== MATERIAL TO PROCESS ==

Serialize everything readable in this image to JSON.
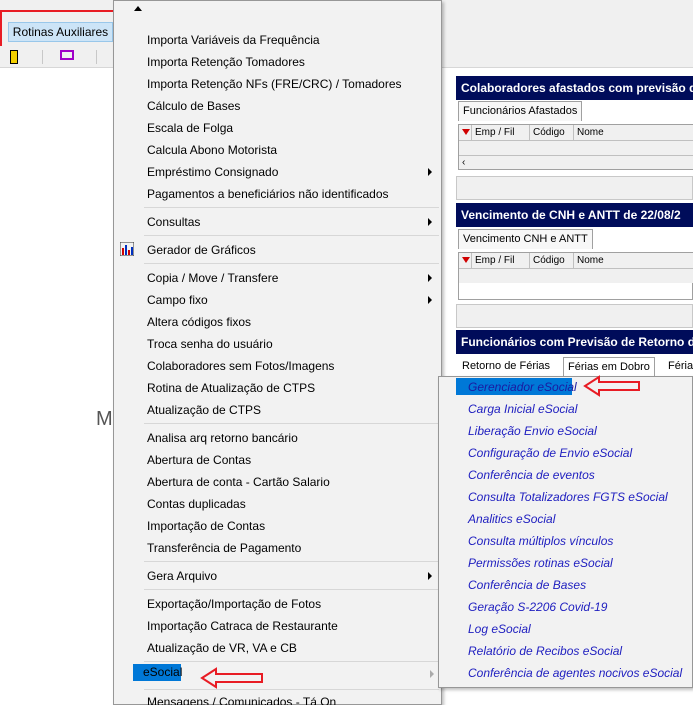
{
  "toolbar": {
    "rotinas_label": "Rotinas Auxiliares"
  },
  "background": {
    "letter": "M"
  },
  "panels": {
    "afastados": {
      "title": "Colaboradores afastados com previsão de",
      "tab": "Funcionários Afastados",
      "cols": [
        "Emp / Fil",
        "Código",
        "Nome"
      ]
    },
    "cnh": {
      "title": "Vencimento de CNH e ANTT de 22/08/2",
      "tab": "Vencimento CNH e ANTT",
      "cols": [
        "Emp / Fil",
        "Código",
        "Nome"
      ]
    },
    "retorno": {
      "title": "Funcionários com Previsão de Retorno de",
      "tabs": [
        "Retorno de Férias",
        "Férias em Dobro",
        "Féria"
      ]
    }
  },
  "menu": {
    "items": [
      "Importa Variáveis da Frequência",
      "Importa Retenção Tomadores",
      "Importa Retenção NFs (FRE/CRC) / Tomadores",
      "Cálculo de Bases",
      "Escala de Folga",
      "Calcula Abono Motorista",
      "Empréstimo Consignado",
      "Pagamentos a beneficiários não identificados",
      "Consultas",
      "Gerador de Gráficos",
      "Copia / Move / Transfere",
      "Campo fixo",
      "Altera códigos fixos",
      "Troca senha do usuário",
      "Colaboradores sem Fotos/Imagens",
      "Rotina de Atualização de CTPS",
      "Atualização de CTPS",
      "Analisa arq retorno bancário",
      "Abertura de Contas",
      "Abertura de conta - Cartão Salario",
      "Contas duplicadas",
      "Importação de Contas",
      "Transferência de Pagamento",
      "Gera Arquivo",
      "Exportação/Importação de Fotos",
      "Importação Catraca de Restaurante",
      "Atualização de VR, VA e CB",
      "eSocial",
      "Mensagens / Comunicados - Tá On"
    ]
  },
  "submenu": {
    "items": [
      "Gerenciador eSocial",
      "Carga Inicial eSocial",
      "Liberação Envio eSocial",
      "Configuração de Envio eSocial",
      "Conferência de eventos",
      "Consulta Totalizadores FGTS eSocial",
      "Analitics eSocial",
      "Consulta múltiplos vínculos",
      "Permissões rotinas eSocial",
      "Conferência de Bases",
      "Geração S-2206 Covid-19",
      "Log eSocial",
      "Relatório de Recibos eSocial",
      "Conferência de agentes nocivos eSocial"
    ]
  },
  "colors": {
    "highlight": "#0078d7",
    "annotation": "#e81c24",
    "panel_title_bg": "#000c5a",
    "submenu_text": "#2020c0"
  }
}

== GIVEN TASK ==
Write out every line from the entries where "Colaboradores" appears.

== RESPONSE BELOW ==
      "title": "Colaboradores afastados com previsão de",
      "Colaboradores sem Fotos/Imagens",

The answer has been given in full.